* [WRITTEN EXERCISE] Locate every line in the records below that holds the word "name" and return each one.

* [RECORD SET]
++++

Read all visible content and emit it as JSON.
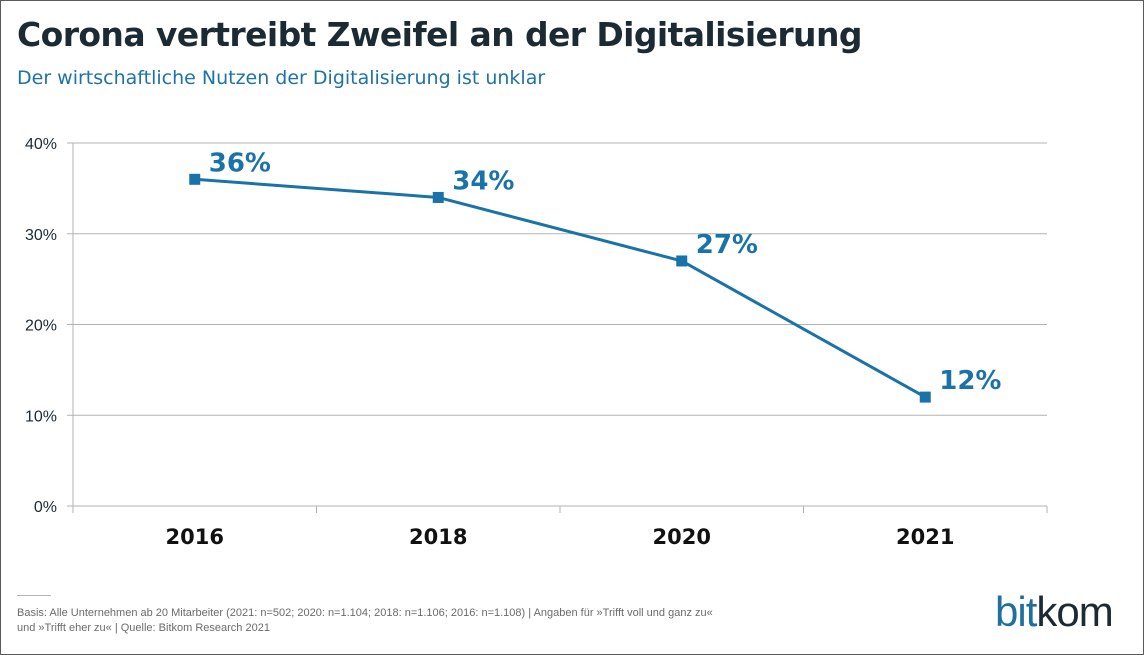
{
  "title": "Corona vertreibt Zweifel an der Digitalisierung",
  "subtitle": "Der wirtschaftliche Nutzen der Digitalisierung ist unklar",
  "footnote": {
    "line1": "Basis: Alle Unternehmen ab 20 Mitarbeiter (2021: n=502; 2020: n=1.104; 2018: n=1.106; 2016: n=1.108) | Angaben für »Trifft voll und ganz zu«",
    "line2": "und  »Trifft eher zu« | Quelle: Bitkom Research 2021"
  },
  "logo": {
    "part1": "bit",
    "part2": "kom"
  },
  "colors": {
    "series": "#1a73a8",
    "title": "#1c2a33",
    "subtitle": "#1e73a6",
    "grid": "#b3b3b3"
  },
  "chart_data": {
    "type": "line",
    "categories": [
      "2016",
      "2018",
      "2020",
      "2021"
    ],
    "series": [
      {
        "values": [
          36,
          34,
          27,
          12
        ],
        "labels": [
          "36%",
          "34%",
          "27%",
          "12%"
        ]
      }
    ],
    "ylim": [
      0,
      40
    ],
    "yticks": [
      {
        "value": 0,
        "label": "0%"
      },
      {
        "value": 10,
        "label": "10%"
      },
      {
        "value": 20,
        "label": "20%"
      },
      {
        "value": 30,
        "label": "30%"
      },
      {
        "value": 40,
        "label": "40%"
      }
    ],
    "grid": true,
    "legend": "none",
    "marker": "square"
  }
}
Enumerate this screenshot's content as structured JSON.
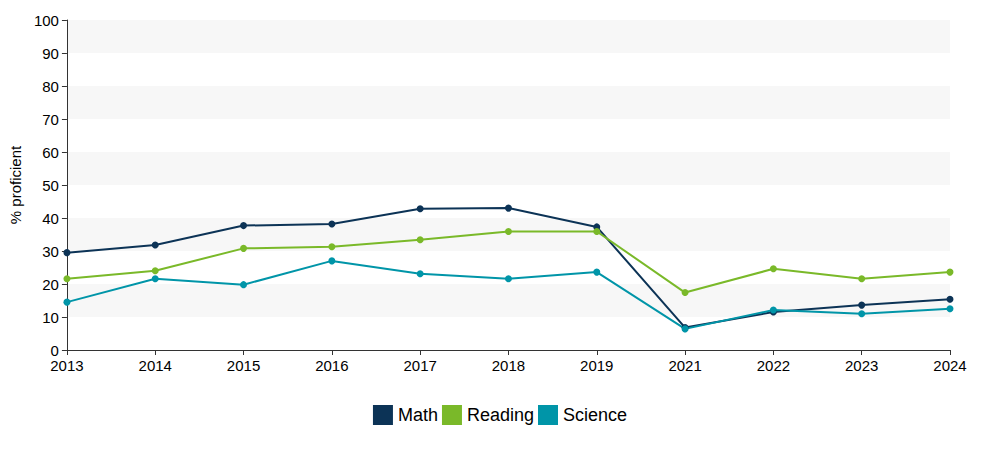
{
  "chart_data": {
    "type": "line",
    "y_label": "% proficient",
    "categories": [
      "2013",
      "2014",
      "2015",
      "2016",
      "2017",
      "2018",
      "2019",
      "2021",
      "2022",
      "2023",
      "2024"
    ],
    "series": [
      {
        "name": "Math",
        "color": "#0c3356",
        "values": [
          29.5,
          31.8,
          37.7,
          38.2,
          42.8,
          43.0,
          37.3,
          6.8,
          11.5,
          13.6,
          15.4
        ]
      },
      {
        "name": "Reading",
        "color": "#7ab929",
        "values": [
          21.6,
          24.0,
          30.8,
          31.3,
          33.4,
          35.9,
          35.9,
          17.4,
          24.6,
          21.6,
          23.6
        ]
      },
      {
        "name": "Science",
        "color": "#0095a8",
        "values": [
          14.5,
          21.6,
          19.8,
          27.0,
          23.1,
          21.6,
          23.6,
          6.4,
          12.1,
          11.0,
          12.5
        ]
      }
    ],
    "ylim": [
      0,
      100
    ],
    "yticks": [
      0,
      10,
      20,
      30,
      40,
      50,
      60,
      70,
      80,
      90,
      100
    ],
    "grid": true,
    "legend": "bottom",
    "marker": "circle",
    "line_style": "solid"
  }
}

++++

* [RESPONSE]
        "name": "Math",
        "name": "Reading",
        "name": "Science",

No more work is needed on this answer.